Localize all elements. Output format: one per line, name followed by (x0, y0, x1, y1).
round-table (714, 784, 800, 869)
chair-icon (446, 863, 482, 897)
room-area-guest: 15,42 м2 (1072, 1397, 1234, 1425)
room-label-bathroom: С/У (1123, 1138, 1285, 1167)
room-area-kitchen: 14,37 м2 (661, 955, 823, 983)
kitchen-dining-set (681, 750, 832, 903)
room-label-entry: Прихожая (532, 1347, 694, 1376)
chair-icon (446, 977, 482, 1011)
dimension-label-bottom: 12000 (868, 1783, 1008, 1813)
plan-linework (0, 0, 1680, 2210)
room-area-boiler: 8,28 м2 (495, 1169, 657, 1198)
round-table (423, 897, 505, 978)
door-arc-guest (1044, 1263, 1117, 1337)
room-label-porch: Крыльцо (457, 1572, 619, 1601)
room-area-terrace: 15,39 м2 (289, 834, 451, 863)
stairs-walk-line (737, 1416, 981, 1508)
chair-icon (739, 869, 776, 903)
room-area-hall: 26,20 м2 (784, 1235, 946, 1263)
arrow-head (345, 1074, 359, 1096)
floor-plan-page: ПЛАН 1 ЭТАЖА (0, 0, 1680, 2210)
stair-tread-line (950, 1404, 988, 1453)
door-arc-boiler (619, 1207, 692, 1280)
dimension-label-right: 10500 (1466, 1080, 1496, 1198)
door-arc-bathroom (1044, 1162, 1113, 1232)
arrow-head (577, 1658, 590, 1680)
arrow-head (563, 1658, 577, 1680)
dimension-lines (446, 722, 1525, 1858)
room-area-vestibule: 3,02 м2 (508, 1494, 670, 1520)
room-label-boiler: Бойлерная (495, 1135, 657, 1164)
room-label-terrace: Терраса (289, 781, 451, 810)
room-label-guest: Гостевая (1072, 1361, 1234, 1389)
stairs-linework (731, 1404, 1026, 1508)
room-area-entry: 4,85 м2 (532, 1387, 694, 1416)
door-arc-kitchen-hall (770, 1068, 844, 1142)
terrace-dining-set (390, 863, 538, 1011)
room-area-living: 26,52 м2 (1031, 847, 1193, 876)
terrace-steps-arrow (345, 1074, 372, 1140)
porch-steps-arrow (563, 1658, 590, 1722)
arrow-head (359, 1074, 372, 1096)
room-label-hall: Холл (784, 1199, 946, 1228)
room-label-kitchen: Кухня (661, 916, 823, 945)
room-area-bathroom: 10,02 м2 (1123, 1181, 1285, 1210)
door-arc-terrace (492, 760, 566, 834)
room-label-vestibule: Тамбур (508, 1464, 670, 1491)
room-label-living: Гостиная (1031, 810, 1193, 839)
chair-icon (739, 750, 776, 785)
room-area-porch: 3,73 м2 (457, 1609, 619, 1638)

────

**What is required**. Convert every line of the rows above into a Markdown table with two columns, No and Line, numbering each line and leaving out blank lines.

**Result of the task**.
| No | Line |
|---|---|
| 1 | Localize all elements. Output format: one per line, name followed by (x0, y0, x1, y1). |
| 2 | round-table (714, 784, 800, 869) |
| 3 | chair-icon (446, 863, 482, 897) |
| 4 | room-area-guest: 15,42 м2 (1072, 1397, 1234, 1425) |
| 5 | room-label-bathroom: С/У (1123, 1138, 1285, 1167) |
| 6 | room-area-kitchen: 14,37 м2 (661, 955, 823, 983) |
| 7 | kitchen-dining-set (681, 750, 832, 903) |
| 8 | room-label-entry: Прихожая (532, 1347, 694, 1376) |
| 9 | chair-icon (446, 977, 482, 1011) |
| 10 | dimension-label-bottom: 12000 (868, 1783, 1008, 1813) |
| 11 | plan-linework (0, 0, 1680, 2210) |
| 12 | room-area-boiler: 8,28 м2 (495, 1169, 657, 1198) |
| 13 | round-table (423, 897, 505, 978) |
| 14 | door-arc-guest (1044, 1263, 1117, 1337) |
| 15 | room-label-porch: Крыльцо (457, 1572, 619, 1601) |
| 16 | room-area-terrace: 15,39 м2 (289, 834, 451, 863) |
| 17 | stairs-walk-line (737, 1416, 981, 1508) |
| 18 | chair-icon (739, 869, 776, 903) |
| 19 | room-area-hall: 26,20 м2 (784, 1235, 946, 1263) |
| 20 | arrow-head (345, 1074, 359, 1096) |
| 21 | floor-plan-page: ПЛАН 1 ЭТАЖА (0, 0, 1680, 2210) |
| 22 | stair-tread-line (950, 1404, 988, 1453) |
| 23 | door-arc-boiler (619, 1207, 692, 1280) |
| 24 | dimension-label-right: 10500 (1466, 1080, 1496, 1198) |
| 25 | door-arc-bathroom (1044, 1162, 1113, 1232) |
| 26 | arrow-head (577, 1658, 590, 1680) |
| 27 | arrow-head (563, 1658, 577, 1680) |
| 28 | dimension-lines (446, 722, 1525, 1858) |
| 29 | room-area-vestibule: 3,02 м2 (508, 1494, 670, 1520) |
| 30 | room-label-boiler: Бойлерная (495, 1135, 657, 1164) |
| 31 | room-label-terrace: Терраса (289, 781, 451, 810) |
| 32 | room-label-guest: Гостевая (1072, 1361, 1234, 1389) |
| 33 | stairs-linework (731, 1404, 1026, 1508) |
| 34 | room-area-entry: 4,85 м2 (532, 1387, 694, 1416) |
| 35 | door-arc-kitchen-hall (770, 1068, 844, 1142) |
| 36 | terrace-dining-set (390, 863, 538, 1011) |
| 37 | room-area-living: 26,52 м2 (1031, 847, 1193, 876) |
| 38 | terrace-steps-arrow (345, 1074, 372, 1140) |
| 39 | porch-steps-arrow (563, 1658, 590, 1722) |
| 40 | arrow-head (359, 1074, 372, 1096) |
| 41 | room-label-hall: Холл (784, 1199, 946, 1228) |
| 42 | room-label-kitchen: Кухня (661, 916, 823, 945) |
| 43 | room-area-bathroom: 10,02 м2 (1123, 1181, 1285, 1210) |
| 44 | door-arc-terrace (492, 760, 566, 834) |
| 45 | room-label-vestibule: Тамбур (508, 1464, 670, 1491) |
| 46 | room-label-living: Гостиная (1031, 810, 1193, 839) |
| 47 | chair-icon (739, 750, 776, 785) |
| 48 | room-area-porch: 3,73 м2 (457, 1609, 619, 1638) |